**STATED EXERCISE:** Transcribe the listing word for word.

**LISTING:**
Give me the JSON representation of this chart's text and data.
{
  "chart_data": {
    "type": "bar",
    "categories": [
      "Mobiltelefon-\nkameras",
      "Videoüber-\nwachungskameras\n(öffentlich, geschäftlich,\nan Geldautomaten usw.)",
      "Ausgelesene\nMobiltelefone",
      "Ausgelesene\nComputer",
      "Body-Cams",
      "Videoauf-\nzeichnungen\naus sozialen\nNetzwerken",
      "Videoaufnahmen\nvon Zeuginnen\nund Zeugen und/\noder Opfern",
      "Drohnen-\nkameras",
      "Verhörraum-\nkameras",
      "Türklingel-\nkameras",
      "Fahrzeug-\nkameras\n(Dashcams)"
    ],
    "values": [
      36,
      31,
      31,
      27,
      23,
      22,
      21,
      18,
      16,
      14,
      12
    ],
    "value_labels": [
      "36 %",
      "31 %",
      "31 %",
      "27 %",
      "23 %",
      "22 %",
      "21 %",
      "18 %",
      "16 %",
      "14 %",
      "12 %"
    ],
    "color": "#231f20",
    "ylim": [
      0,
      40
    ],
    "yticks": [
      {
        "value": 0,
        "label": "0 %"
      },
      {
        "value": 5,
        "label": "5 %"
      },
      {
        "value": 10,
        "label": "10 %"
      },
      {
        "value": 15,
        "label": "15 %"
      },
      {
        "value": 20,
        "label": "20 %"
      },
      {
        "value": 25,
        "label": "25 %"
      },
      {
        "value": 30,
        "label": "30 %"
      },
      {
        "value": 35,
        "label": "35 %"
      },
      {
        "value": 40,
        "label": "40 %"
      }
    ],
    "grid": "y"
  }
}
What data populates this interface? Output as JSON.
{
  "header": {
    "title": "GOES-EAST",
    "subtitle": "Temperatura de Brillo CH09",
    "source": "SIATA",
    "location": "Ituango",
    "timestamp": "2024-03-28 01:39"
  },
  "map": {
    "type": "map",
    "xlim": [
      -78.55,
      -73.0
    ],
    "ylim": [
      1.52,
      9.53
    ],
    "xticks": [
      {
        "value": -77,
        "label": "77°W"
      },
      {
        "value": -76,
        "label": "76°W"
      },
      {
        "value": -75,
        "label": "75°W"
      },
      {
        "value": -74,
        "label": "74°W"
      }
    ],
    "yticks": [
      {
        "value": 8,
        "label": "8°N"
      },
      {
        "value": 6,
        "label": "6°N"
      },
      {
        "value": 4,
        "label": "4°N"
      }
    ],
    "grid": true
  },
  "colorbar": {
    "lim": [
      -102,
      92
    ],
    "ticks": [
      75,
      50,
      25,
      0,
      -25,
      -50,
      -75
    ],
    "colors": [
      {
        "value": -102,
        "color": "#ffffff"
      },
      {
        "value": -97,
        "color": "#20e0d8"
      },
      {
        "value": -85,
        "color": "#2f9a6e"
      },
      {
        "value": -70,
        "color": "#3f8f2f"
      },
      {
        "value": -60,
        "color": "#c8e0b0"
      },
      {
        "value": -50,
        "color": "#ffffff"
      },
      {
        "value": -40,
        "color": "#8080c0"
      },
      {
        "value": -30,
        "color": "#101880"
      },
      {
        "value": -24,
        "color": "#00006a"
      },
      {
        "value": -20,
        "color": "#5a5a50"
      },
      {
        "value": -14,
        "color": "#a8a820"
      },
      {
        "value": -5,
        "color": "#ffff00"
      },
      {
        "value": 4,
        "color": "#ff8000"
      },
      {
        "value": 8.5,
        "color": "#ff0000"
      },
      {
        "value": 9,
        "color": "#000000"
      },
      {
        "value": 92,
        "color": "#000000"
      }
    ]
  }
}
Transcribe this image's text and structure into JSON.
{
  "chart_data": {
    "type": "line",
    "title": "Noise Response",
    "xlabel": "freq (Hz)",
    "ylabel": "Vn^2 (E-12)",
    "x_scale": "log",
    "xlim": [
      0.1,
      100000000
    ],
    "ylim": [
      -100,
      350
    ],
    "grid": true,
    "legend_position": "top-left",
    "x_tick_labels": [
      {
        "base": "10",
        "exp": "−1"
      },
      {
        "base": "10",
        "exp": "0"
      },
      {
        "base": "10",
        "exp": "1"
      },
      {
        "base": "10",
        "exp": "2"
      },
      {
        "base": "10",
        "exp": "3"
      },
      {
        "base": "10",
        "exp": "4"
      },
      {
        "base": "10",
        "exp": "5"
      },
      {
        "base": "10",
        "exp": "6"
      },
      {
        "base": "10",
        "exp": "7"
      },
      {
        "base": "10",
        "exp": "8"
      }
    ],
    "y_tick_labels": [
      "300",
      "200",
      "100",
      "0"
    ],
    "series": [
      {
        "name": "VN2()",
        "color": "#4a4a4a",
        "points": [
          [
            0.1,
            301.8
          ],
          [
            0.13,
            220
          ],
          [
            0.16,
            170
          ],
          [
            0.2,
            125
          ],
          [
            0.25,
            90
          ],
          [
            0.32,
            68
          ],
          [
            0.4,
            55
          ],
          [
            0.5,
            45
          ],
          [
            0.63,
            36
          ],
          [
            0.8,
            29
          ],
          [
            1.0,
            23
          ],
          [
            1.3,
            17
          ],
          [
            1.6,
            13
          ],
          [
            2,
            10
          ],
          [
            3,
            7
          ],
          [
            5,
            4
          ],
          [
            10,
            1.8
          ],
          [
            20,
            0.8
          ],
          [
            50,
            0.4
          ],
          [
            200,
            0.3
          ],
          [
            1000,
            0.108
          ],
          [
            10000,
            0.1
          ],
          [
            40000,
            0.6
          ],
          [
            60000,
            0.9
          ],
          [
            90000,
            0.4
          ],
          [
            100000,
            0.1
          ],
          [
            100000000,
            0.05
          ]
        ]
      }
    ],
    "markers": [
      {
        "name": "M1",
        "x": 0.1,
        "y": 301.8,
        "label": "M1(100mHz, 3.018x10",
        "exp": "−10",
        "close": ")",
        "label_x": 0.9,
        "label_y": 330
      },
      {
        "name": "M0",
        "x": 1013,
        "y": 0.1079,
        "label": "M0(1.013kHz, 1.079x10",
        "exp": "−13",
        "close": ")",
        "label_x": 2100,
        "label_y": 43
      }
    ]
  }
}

**CORRECT RESPONSE:**
Give me the JSON representation of this chart's text and data.
{
  "chart_data": {
    "type": "bar",
    "categories": [
      "Mobiltelefon-\nkameras",
      "Videoüber-\nwachungskameras\n(öffentlich, geschäftlich,\nan Geldautomaten usw.)",
      "Ausgelesene\nMobiltelefone",
      "Ausgelesene\nComputer",
      "Body-Cams",
      "Videoauf-\nzeichnungen\naus sozialen\nNetzwerken",
      "Videoaufnahmen\nvon Zeuginnen\nund Zeugen und/\noder Opfern",
      "Drohnen-\nkameras",
      "Verhörraum-\nkameras",
      "Türklingel-\nkameras",
      "Fahrzeug-\nkameras\n(Dashcams)"
    ],
    "values": [
      36,
      31,
      31,
      27,
      23,
      22,
      21,
      18,
      16,
      14,
      12
    ],
    "value_labels": [
      "36 %",
      "31 %",
      "31 %",
      "27 %",
      "23 %",
      "22 %",
      "21 %",
      "18 %",
      "16 %",
      "14 %",
      "12 %"
    ],
    "color": "#231f20",
    "ylim": [
      0,
      40
    ],
    "yticks": [
      {
        "value": 0,
        "label": "0 %"
      },
      {
        "value": 5,
        "label": "5 %"
      },
      {
        "value": 10,
        "label": "10 %"
      },
      {
        "value": 15,
        "label": "15 %"
      },
      {
        "value": 20,
        "label": "20 %"
      },
      {
        "value": 25,
        "label": "25 %"
      },
      {
        "value": 30,
        "label": "30 %"
      },
      {
        "value": 35,
        "label": "35 %"
      },
      {
        "value": 40,
        "label": "40 %"
      }
    ],
    "grid": "y"
  }
}
What data populates this interface? Output as JSON.
{
  "header": {
    "title": "GOES-EAST",
    "subtitle": "Temperatura de Brillo CH09",
    "source": "SIATA",
    "location": "Ituango",
    "timestamp": "2024-03-28 01:39"
  },
  "map": {
    "type": "map",
    "xlim": [
      -78.55,
      -73.0
    ],
    "ylim": [
      1.52,
      9.53
    ],
    "xticks": [
      {
        "value": -77,
        "label": "77°W"
      },
      {
        "value": -76,
        "label": "76°W"
      },
      {
        "value": -75,
        "label": "75°W"
      },
      {
        "value": -74,
        "label": "74°W"
      }
    ],
    "yticks": [
      {
        "value": 8,
        "label": "8°N"
      },
      {
        "value": 6,
        "label": "6°N"
      },
      {
        "value": 4,
        "label": "4°N"
      }
    ],
    "grid": true
  },
  "colorbar": {
    "lim": [
      -102,
      92
    ],
    "ticks": [
      75,
      50,
      25,
      0,
      -25,
      -50,
      -75
    ],
    "colors": [
      {
        "value": -102,
        "color": "#ffffff"
      },
      {
        "value": -97,
        "color": "#20e0d8"
      },
      {
        "value": -85,
        "color": "#2f9a6e"
      },
      {
        "value": -70,
        "color": "#3f8f2f"
      },
      {
        "value": -60,
        "color": "#c8e0b0"
      },
      {
        "value": -50,
        "color": "#ffffff"
      },
      {
        "value": -40,
        "color": "#8080c0"
      },
      {
        "value": -30,
        "color": "#101880"
      },
      {
        "value": -24,
        "color": "#00006a"
      },
      {
        "value": -20,
        "color": "#5a5a50"
      },
      {
        "value": -14,
        "color": "#a8a820"
      },
      {
        "value": -5,
        "color": "#ffff00"
      },
      {
        "value": 4,
        "color": "#ff8000"
      },
      {
        "value": 8.5,
        "color": "#ff0000"
      },
      {
        "value": 9,
        "color": "#000000"
      },
      {
        "value": 92,
        "color": "#000000"
      }
    ]
  }
}
Transcribe this image's text and structure into JSON.
{
  "chart_data": {
    "type": "line",
    "title": "Noise Response",
    "xlabel": "freq (Hz)",
    "ylabel": "Vn^2 (E-12)",
    "x_scale": "log",
    "xlim": [
      0.1,
      100000000
    ],
    "ylim": [
      -100,
      350
    ],
    "grid": true,
    "legend_position": "top-left",
    "x_tick_labels": [
      {
        "base": "10",
        "exp": "−1"
      },
      {
        "base": "10",
        "exp": "0"
      },
      {
        "base": "10",
        "exp": "1"
      },
      {
        "base": "10",
        "exp": "2"
      },
      {
        "base": "10",
        "exp": "3"
      },
      {
        "base": "10",
        "exp": "4"
      },
      {
        "base": "10",
        "exp": "5"
      },
      {
        "base": "10",
        "exp": "6"
      },
      {
        "base": "10",
        "exp": "7"
      },
      {
        "base": "10",
        "exp": "8"
      }
    ],
    "y_tick_labels": [
      "300",
      "200",
      "100",
      "0"
    ],
    "series": [
      {
        "name": "VN2()",
        "color": "#4a4a4a",
        "points": [
          [
            0.1,
            301.8
          ],
          [
            0.13,
            220
          ],
          [
            0.16,
            170
          ],
          [
            0.2,
            125
          ],
          [
            0.25,
            90
          ],
          [
            0.32,
            68
          ],
          [
            0.4,
            55
          ],
          [
            0.5,
            45
          ],
          [
            0.63,
            36
          ],
          [
            0.8,
            29
          ],
          [
            1.0,
            23
          ],
          [
            1.3,
            17
          ],
          [
            1.6,
            13
          ],
          [
            2,
            10
          ],
          [
            3,
            7
          ],
          [
            5,
            4
          ],
          [
            10,
            1.8
          ],
          [
            20,
            0.8
          ],
          [
            50,
            0.4
          ],
          [
            200,
            0.3
          ],
          [
            1000,
            0.108
          ],
          [
            10000,
            0.1
          ],
          [
            40000,
            0.6
          ],
          [
            60000,
            0.9
          ],
          [
            90000,
            0.4
          ],
          [
            100000,
            0.1
          ],
          [
            100000000,
            0.05
          ]
        ]
      }
    ],
    "markers": [
      {
        "name": "M1",
        "x": 0.1,
        "y": 301.8,
        "label": "M1(100mHz, 3.018x10",
        "exp": "−10",
        "close": ")",
        "label_x": 0.9,
        "label_y": 330
      },
      {
        "name": "M0",
        "x": 1013,
        "y": 0.1079,
        "label": "M0(1.013kHz, 1.079x10",
        "exp": "−13",
        "close": ")",
        "label_x": 2100,
        "label_y": 43
      }
    ]
  }
}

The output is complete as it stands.